To be done:
Filter the lines below, copying only those with the string "Roberts".

Extracted information:

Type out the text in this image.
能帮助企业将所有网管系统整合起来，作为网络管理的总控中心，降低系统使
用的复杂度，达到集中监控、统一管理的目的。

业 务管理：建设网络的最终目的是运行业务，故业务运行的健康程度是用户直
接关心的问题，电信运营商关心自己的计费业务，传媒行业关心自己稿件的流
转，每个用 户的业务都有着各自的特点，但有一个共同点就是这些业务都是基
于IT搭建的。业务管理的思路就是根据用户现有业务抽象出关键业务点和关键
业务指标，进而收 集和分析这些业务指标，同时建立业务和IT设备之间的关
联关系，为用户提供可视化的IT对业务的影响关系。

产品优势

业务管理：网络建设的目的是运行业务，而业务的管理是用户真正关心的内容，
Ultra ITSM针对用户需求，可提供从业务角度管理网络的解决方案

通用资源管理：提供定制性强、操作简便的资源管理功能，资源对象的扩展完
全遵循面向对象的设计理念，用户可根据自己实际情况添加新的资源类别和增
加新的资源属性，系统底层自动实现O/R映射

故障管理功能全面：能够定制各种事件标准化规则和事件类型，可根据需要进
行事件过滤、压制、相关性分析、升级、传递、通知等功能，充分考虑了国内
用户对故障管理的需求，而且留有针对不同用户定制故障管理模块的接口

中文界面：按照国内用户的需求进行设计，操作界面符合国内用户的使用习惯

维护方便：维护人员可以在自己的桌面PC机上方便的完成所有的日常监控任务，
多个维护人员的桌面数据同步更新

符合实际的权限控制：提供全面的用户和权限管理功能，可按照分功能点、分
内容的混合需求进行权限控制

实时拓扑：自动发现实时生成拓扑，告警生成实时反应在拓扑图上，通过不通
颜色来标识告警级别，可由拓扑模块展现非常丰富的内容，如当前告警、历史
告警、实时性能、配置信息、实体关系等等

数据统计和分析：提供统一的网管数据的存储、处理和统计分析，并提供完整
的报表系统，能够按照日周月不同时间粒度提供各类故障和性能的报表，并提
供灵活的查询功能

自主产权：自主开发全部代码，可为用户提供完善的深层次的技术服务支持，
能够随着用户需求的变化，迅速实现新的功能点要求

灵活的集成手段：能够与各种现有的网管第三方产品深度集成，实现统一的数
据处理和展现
* * *
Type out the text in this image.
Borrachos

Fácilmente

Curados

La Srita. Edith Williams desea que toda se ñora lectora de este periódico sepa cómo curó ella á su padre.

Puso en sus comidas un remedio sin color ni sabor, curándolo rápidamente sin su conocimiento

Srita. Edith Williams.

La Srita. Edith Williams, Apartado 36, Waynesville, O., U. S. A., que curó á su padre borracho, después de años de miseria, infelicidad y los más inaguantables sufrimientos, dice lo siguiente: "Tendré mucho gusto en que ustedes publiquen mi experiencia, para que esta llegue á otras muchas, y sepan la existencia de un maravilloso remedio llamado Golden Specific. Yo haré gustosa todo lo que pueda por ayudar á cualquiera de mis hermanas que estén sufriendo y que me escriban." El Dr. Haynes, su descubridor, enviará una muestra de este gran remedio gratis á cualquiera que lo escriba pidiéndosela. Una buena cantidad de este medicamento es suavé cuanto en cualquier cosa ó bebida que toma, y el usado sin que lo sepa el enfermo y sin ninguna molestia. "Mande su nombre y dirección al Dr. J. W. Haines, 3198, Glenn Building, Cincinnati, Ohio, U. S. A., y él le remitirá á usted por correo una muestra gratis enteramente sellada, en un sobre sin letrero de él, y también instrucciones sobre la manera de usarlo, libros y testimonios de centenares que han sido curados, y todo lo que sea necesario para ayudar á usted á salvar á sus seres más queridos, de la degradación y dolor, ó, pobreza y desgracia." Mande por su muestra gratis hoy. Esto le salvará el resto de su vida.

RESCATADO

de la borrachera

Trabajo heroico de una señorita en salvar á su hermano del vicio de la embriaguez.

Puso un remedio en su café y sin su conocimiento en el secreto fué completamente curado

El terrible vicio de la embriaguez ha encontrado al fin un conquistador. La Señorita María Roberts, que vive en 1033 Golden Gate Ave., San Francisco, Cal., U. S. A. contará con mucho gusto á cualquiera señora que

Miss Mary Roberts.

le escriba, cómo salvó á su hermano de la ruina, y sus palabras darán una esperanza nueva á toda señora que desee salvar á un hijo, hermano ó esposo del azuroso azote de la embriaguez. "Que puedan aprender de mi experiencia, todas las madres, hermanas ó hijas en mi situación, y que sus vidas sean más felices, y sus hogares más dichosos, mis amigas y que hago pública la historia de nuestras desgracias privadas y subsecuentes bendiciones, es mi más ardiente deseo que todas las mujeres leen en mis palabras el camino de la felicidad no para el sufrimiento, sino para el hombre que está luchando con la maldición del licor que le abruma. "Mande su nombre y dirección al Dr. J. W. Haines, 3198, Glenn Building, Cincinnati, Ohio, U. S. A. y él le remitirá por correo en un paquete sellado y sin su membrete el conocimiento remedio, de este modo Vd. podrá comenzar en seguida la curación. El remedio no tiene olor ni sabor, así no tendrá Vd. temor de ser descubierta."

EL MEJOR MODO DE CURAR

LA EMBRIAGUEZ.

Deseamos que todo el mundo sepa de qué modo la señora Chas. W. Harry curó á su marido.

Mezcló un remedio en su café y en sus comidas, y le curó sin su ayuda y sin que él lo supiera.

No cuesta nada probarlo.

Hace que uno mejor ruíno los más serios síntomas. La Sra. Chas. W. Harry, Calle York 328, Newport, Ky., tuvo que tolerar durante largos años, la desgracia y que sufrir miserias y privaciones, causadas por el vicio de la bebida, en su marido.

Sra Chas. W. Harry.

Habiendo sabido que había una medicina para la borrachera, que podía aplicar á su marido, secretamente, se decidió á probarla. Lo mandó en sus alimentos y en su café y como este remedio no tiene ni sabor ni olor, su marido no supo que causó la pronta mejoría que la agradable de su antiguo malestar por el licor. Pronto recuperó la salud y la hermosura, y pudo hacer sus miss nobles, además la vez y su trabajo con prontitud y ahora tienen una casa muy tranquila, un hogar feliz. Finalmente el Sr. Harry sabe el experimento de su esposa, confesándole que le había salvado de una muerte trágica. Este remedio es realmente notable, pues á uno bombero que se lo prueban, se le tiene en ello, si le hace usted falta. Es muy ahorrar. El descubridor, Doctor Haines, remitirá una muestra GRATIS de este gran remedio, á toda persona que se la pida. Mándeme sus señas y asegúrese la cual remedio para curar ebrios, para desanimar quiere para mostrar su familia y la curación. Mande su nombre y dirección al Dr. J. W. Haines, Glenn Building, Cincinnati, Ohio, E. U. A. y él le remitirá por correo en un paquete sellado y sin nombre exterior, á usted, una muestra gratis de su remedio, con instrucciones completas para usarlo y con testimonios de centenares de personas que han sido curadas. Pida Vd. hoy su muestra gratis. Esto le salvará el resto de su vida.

Response below:
El terrible vicio de la embriaguez ha encontrado al fin un conquistador. La Señorita María Roberts, que vive en 1033 Golden Gate Ave., San Francisco, Cal., U. S. A. contará con mucho gusto á cualquiera señora que
Miss Mary Roberts.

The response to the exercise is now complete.